-- WHAT YOU SHOULD DO --
Count every line of the listing where the string "float" occurs, and reply with the count alone.

-- Stored data entries --

::::::

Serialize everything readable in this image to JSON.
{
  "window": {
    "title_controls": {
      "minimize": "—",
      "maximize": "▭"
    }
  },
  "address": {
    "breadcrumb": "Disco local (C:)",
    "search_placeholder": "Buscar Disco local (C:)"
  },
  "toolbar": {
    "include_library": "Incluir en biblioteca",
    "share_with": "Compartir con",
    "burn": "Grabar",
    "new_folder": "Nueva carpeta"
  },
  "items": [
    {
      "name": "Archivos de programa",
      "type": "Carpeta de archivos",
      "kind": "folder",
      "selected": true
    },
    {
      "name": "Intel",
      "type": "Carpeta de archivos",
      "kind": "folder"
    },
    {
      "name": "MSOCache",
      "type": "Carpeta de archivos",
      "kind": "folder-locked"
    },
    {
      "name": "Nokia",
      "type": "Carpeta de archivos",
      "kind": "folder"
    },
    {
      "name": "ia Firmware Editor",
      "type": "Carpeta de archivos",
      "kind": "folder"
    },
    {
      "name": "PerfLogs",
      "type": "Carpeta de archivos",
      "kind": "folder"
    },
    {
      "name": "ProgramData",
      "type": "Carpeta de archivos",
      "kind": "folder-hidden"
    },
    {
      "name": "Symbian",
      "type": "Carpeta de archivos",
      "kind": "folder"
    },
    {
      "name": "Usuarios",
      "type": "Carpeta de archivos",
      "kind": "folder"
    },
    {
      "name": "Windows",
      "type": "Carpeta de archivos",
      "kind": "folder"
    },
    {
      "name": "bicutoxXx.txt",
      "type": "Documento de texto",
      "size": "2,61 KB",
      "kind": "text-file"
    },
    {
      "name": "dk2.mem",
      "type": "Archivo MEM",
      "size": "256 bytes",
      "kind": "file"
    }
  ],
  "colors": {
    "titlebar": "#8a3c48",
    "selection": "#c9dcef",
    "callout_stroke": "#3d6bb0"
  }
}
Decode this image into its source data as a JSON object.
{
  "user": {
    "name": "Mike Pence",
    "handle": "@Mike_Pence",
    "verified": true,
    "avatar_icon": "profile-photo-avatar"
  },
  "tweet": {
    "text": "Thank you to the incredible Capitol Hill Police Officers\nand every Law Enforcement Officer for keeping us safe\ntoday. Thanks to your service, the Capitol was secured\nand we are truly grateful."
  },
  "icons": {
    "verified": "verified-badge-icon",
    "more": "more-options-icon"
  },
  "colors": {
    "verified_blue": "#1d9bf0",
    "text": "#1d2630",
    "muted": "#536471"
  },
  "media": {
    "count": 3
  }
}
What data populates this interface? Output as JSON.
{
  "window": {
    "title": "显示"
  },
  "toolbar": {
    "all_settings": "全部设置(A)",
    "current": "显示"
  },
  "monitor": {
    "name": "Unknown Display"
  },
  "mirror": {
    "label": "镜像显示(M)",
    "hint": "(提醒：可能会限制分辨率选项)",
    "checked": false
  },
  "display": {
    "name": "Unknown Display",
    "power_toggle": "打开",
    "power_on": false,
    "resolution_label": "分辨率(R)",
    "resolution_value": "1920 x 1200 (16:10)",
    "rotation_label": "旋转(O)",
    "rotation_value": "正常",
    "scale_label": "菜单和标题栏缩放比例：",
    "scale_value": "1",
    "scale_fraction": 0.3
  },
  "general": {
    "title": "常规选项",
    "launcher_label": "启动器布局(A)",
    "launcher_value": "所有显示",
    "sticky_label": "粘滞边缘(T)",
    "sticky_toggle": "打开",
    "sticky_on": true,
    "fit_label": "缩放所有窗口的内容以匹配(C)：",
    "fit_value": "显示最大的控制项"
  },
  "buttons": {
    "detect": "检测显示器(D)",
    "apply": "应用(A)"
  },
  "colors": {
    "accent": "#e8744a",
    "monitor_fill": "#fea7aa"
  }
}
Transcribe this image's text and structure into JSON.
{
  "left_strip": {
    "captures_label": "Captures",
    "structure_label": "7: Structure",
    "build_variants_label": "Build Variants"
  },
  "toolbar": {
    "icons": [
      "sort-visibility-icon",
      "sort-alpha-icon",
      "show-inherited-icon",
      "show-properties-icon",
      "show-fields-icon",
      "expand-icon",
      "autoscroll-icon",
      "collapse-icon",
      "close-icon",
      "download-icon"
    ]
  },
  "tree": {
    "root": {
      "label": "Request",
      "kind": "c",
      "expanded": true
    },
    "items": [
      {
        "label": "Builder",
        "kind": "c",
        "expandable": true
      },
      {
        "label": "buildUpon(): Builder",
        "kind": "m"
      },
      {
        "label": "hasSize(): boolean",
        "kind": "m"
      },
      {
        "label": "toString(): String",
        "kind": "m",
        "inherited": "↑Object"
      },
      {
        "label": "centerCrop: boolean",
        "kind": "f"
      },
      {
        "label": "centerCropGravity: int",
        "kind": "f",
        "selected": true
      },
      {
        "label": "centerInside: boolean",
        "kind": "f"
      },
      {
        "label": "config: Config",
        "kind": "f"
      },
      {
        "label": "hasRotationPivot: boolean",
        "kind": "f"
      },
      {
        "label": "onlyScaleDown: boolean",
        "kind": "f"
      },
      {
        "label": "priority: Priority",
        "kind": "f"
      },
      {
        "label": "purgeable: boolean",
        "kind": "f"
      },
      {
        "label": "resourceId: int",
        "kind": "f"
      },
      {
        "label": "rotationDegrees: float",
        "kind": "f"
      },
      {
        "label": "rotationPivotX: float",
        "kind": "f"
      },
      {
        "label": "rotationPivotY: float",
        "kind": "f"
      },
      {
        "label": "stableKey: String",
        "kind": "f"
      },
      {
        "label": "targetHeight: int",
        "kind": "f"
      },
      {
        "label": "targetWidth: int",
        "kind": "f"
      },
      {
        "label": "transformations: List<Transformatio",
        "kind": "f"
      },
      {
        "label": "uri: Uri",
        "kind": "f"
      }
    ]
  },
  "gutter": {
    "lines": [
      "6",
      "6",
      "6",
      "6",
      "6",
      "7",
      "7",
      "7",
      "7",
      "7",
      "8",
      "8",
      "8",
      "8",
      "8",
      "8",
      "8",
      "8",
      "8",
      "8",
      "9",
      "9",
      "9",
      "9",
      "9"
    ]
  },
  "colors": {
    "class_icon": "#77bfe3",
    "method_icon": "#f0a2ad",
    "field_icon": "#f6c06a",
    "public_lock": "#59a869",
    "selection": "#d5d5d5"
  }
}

::::::

-- FINAL ANSWER --
3